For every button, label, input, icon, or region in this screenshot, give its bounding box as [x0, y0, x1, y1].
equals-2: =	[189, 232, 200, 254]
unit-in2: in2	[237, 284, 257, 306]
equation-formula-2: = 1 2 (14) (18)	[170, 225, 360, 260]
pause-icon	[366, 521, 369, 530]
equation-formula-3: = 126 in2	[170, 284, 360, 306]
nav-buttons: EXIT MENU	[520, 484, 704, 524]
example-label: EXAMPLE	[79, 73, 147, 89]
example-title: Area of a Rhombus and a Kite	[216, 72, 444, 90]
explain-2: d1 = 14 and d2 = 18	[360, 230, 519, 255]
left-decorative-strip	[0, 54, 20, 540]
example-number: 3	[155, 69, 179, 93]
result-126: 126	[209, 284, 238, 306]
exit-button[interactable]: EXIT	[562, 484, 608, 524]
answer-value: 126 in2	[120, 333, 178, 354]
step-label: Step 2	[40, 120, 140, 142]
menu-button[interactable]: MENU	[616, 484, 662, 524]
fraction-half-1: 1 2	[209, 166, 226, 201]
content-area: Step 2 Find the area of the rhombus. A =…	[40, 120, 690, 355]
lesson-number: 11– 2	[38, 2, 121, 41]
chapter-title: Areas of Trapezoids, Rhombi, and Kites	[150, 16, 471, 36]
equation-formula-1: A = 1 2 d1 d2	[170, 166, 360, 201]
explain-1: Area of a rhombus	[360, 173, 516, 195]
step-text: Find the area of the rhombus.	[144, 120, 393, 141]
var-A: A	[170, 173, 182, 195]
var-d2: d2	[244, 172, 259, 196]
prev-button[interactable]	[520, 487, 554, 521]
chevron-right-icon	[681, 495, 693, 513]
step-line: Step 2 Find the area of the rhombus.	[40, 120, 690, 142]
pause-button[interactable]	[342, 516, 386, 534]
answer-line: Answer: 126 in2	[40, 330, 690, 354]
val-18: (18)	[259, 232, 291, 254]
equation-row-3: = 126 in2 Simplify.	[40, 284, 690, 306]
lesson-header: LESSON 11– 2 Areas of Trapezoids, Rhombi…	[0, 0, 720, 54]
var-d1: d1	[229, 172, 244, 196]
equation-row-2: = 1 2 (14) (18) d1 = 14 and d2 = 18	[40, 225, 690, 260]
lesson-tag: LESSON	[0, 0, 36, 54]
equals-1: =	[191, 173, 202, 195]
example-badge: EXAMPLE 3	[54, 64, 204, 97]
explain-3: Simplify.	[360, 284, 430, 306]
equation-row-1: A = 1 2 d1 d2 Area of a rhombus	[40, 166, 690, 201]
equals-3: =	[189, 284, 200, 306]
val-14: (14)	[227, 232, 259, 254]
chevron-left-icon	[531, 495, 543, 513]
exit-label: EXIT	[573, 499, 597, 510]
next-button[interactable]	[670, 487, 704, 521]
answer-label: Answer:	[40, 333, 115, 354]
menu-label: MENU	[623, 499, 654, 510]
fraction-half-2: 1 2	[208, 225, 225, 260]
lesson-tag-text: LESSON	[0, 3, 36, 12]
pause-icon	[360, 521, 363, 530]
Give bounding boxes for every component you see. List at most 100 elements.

---

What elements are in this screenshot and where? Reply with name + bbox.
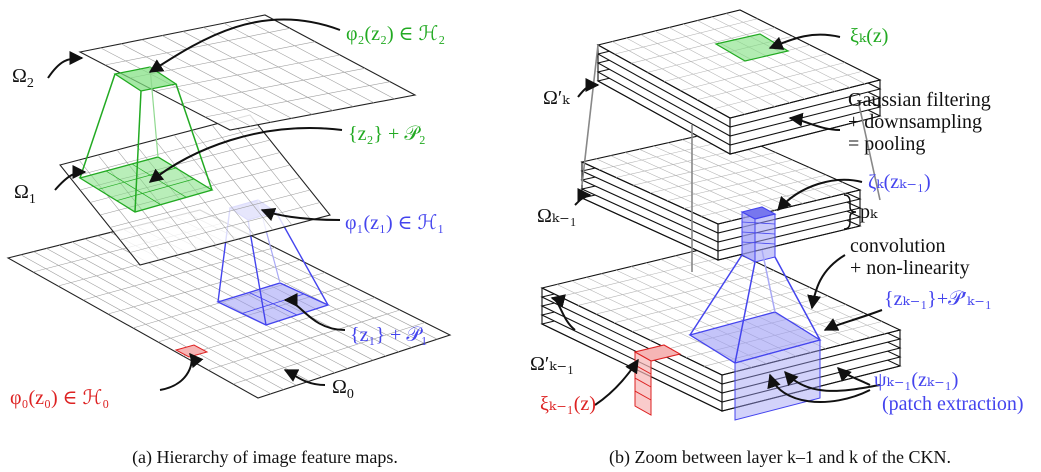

Task brief. Copy out the records again word for word, from the line containing "For every button, label, input, icon, or" through the line containing "explain-1: Area of", including both of those lines.

Output for this exercise.
For every button, label, input, icon, or region in this screenshot, give its bounding box as [x0, y0, x1, y1].
equals-2: =	[189, 232, 200, 254]
unit-in2: in2	[237, 284, 257, 306]
equation-formula-2: = 1 2 (14) (18)	[170, 225, 360, 260]
pause-icon	[366, 521, 369, 530]
equation-formula-3: = 126 in2	[170, 284, 360, 306]
nav-buttons: EXIT MENU	[520, 484, 704, 524]
example-label: EXAMPLE	[79, 73, 147, 89]
example-title: Area of a Rhombus and a Kite	[216, 72, 444, 90]
explain-2: d1 = 14 and d2 = 18	[360, 230, 519, 255]
left-decorative-strip	[0, 54, 20, 540]
example-number: 3	[155, 69, 179, 93]
result-126: 126	[209, 284, 238, 306]
exit-button[interactable]: EXIT	[562, 484, 608, 524]
answer-value: 126 in2	[120, 333, 178, 354]
step-label: Step 2	[40, 120, 140, 142]
menu-button[interactable]: MENU	[616, 484, 662, 524]
fraction-half-1: 1 2	[209, 166, 226, 201]
content-area: Step 2 Find the area of the rhombus. A =…	[40, 120, 690, 355]
lesson-number: 11– 2	[38, 2, 121, 41]
chapter-title: Areas of Trapezoids, Rhombi, and Kites	[150, 16, 471, 36]
equation-formula-1: A = 1 2 d1 d2	[170, 166, 360, 201]
explain-1: Area of a rhombus	[360, 173, 516, 195]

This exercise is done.